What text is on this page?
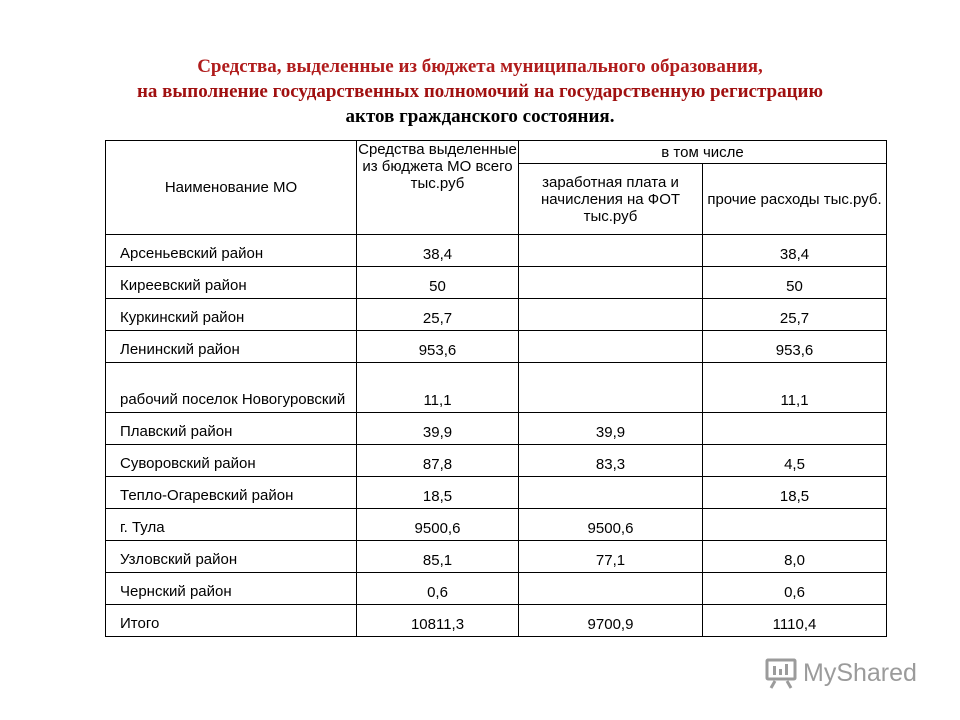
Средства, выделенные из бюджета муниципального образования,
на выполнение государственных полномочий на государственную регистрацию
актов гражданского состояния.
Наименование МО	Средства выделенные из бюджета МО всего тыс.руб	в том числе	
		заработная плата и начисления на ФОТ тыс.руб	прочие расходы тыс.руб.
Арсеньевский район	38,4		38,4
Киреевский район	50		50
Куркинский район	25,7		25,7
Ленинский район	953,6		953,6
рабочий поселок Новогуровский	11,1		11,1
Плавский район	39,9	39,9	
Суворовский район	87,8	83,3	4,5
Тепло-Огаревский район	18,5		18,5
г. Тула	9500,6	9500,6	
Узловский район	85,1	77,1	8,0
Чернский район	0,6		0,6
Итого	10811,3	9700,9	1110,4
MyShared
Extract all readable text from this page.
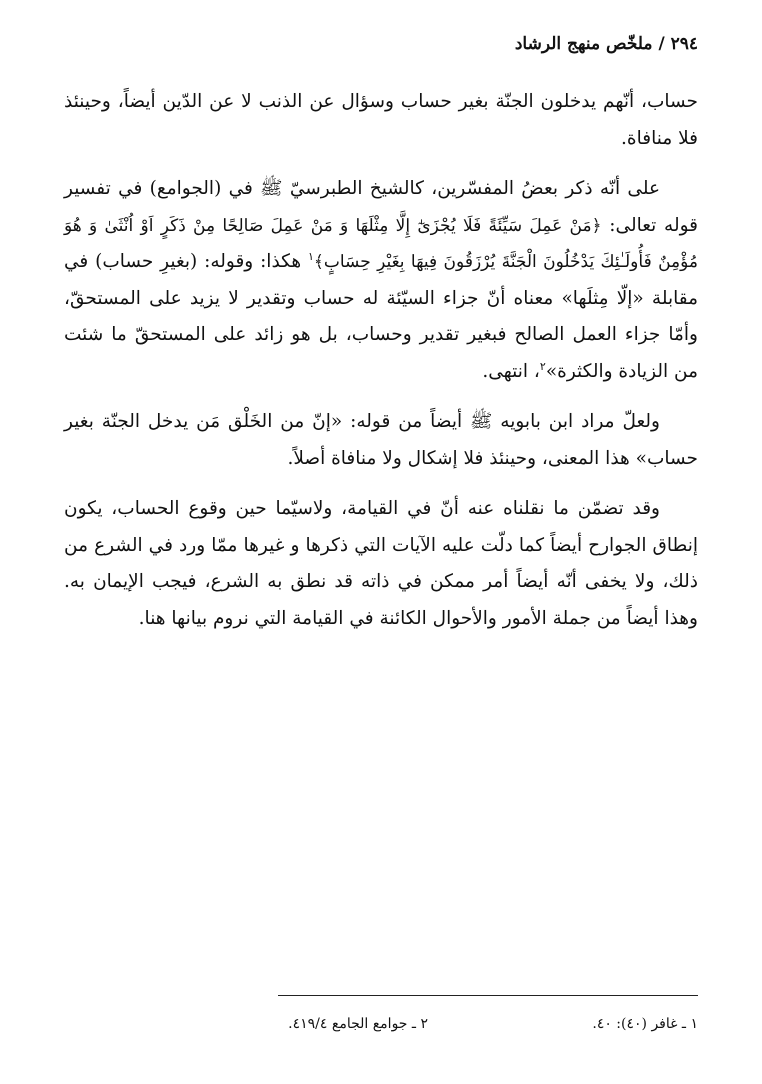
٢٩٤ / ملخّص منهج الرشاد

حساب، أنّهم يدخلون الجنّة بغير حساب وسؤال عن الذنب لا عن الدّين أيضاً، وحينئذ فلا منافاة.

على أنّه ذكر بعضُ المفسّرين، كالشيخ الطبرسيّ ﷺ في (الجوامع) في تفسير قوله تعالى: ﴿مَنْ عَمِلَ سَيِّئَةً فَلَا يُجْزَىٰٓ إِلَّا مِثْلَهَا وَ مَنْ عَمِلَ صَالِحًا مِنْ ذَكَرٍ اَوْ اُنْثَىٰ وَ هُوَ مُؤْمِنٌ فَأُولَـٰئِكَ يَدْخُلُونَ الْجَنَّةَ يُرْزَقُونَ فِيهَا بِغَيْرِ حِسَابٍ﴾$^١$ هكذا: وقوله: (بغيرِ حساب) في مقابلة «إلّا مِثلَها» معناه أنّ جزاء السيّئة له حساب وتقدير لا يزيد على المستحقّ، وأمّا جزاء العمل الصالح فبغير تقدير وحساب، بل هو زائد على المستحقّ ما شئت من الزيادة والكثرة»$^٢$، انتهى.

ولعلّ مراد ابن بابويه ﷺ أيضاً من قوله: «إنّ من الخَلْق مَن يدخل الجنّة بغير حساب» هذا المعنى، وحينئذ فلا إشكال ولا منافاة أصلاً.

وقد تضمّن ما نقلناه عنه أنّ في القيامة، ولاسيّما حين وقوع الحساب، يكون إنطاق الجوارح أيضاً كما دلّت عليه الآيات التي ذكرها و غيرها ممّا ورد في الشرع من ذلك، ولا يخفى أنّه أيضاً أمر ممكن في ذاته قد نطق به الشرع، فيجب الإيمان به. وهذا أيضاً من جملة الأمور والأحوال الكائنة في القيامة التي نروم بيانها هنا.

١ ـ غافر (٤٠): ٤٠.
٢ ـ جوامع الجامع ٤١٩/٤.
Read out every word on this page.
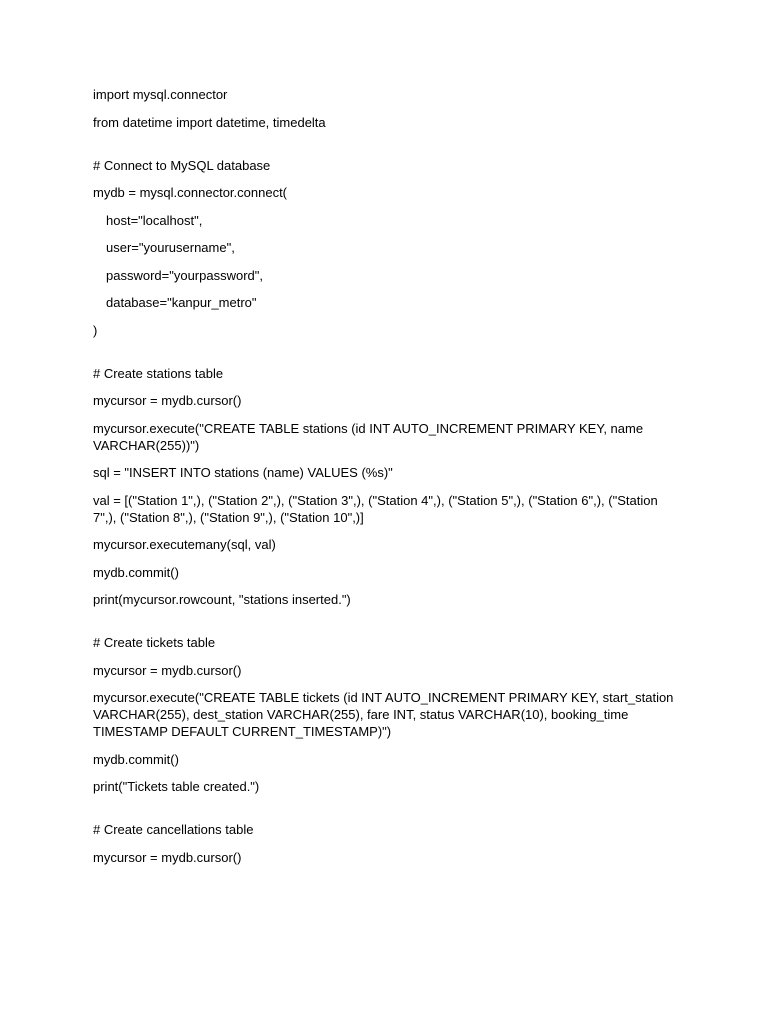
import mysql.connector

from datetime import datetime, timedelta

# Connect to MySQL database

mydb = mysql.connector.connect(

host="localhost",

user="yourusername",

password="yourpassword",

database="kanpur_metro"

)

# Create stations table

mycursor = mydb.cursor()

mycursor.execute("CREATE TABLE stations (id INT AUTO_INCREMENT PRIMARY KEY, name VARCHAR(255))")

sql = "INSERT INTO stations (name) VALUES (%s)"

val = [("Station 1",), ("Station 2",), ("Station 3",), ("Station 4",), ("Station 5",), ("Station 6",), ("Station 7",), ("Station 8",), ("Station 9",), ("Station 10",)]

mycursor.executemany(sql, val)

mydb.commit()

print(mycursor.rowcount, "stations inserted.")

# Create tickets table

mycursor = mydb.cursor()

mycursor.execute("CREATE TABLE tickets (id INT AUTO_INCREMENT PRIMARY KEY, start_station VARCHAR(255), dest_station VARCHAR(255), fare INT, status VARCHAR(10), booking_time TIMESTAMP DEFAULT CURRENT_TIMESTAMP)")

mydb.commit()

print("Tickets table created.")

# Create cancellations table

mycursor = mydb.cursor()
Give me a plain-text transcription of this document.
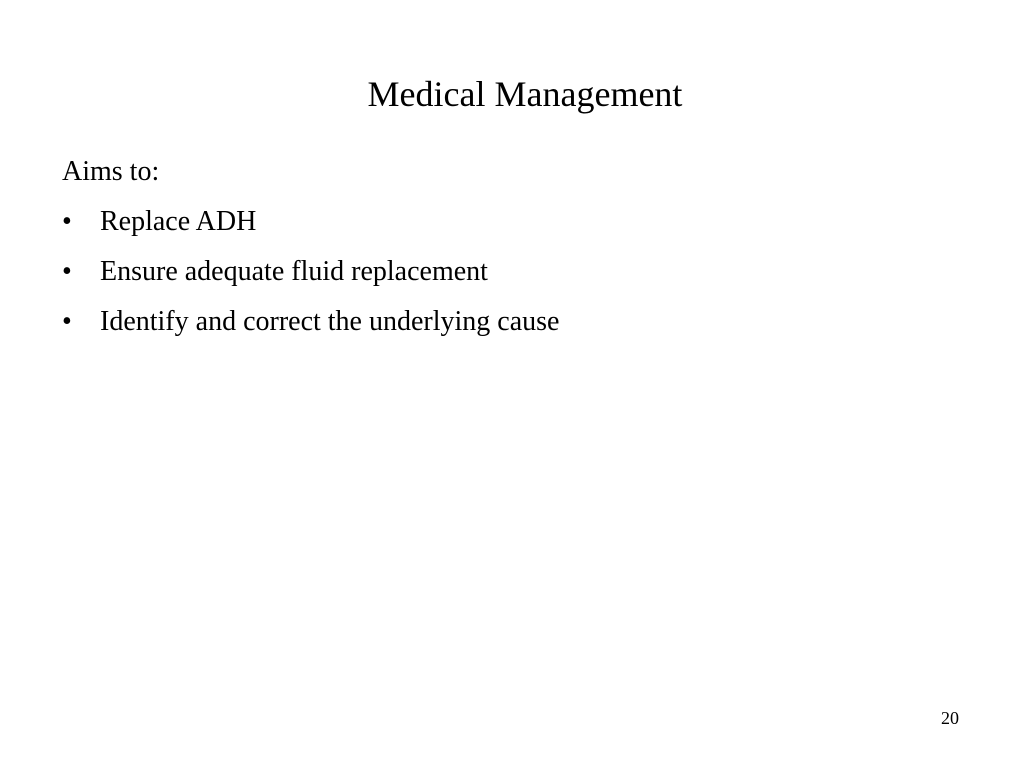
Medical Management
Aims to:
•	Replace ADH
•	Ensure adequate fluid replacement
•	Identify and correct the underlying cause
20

**What the exercise asks**
Work through the records line by line and tally those holding "منافاة". Reply with the number alone.

**Reply**
2